### EXERCISE DIRECTIONS
Your task is to output the data exactly as it stands.

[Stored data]

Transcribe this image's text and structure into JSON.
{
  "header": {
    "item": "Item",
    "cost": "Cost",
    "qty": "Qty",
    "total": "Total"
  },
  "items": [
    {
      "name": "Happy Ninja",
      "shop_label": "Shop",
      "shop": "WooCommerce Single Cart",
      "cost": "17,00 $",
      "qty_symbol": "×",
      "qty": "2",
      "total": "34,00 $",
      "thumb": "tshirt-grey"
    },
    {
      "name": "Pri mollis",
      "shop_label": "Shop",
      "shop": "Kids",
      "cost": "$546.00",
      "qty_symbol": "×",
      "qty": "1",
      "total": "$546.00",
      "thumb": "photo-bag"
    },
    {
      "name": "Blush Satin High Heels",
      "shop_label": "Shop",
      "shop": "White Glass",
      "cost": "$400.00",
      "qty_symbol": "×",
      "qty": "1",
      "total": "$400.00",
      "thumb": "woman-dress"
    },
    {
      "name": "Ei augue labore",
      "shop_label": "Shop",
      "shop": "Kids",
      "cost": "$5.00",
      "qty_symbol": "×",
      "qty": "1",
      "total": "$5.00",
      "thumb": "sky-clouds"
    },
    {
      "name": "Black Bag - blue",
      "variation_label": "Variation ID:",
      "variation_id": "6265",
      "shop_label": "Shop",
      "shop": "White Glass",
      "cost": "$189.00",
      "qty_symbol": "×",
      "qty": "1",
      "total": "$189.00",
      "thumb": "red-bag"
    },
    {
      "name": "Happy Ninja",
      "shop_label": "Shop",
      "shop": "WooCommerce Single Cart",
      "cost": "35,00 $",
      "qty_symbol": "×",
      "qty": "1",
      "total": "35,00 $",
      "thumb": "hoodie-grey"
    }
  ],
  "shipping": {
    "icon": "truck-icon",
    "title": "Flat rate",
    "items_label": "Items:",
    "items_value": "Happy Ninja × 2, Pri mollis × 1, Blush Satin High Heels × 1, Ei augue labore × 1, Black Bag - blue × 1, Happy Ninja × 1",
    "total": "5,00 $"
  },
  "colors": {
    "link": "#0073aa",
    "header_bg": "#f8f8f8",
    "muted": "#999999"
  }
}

### FULL OUTPUT
Transcribe this image's text and structure into JSON.
{
  "header": {
    "item": "Item",
    "cost": "Cost",
    "qty": "Qty",
    "total": "Total"
  },
  "items": [
    {
      "name": "Happy Ninja",
      "shop_label": "Shop",
      "shop": "WooCommerce Single Cart",
      "cost": "17,00 $",
      "qty_symbol": "×",
      "qty": "2",
      "total": "34,00 $",
      "thumb": "tshirt-grey"
    },
    {
      "name": "Pri mollis",
      "shop_label": "Shop",
      "shop": "Kids",
      "cost": "$546.00",
      "qty_symbol": "×",
      "qty": "1",
      "total": "$546.00",
      "thumb": "photo-bag"
    },
    {
      "name": "Blush Satin High Heels",
      "shop_label": "Shop",
      "shop": "White Glass",
      "cost": "$400.00",
      "qty_symbol": "×",
      "qty": "1",
      "total": "$400.00",
      "thumb": "woman-dress"
    },
    {
      "name": "Ei augue labore",
      "shop_label": "Shop",
      "shop": "Kids",
      "cost": "$5.00",
      "qty_symbol": "×",
      "qty": "1",
      "total": "$5.00",
      "thumb": "sky-clouds"
    },
    {
      "name": "Black Bag - blue",
      "variation_label": "Variation ID:",
      "variation_id": "6265",
      "shop_label": "Shop",
      "shop": "White Glass",
      "cost": "$189.00",
      "qty_symbol": "×",
      "qty": "1",
      "total": "$189.00",
      "thumb": "red-bag"
    },
    {
      "name": "Happy Ninja",
      "shop_label": "Shop",
      "shop": "WooCommerce Single Cart",
      "cost": "35,00 $",
      "qty_symbol": "×",
      "qty": "1",
      "total": "35,00 $",
      "thumb": "hoodie-grey"
    }
  ],
  "shipping": {
    "icon": "truck-icon",
    "title": "Flat rate",
    "items_label": "Items:",
    "items_value": "Happy Ninja × 2, Pri mollis × 1, Blush Satin High Heels × 1, Ei augue labore × 1, Black Bag - blue × 1, Happy Ninja × 1",
    "total": "5,00 $"
  },
  "colors": {
    "link": "#0073aa",
    "header_bg": "#f8f8f8",
    "muted": "#999999"
  }
}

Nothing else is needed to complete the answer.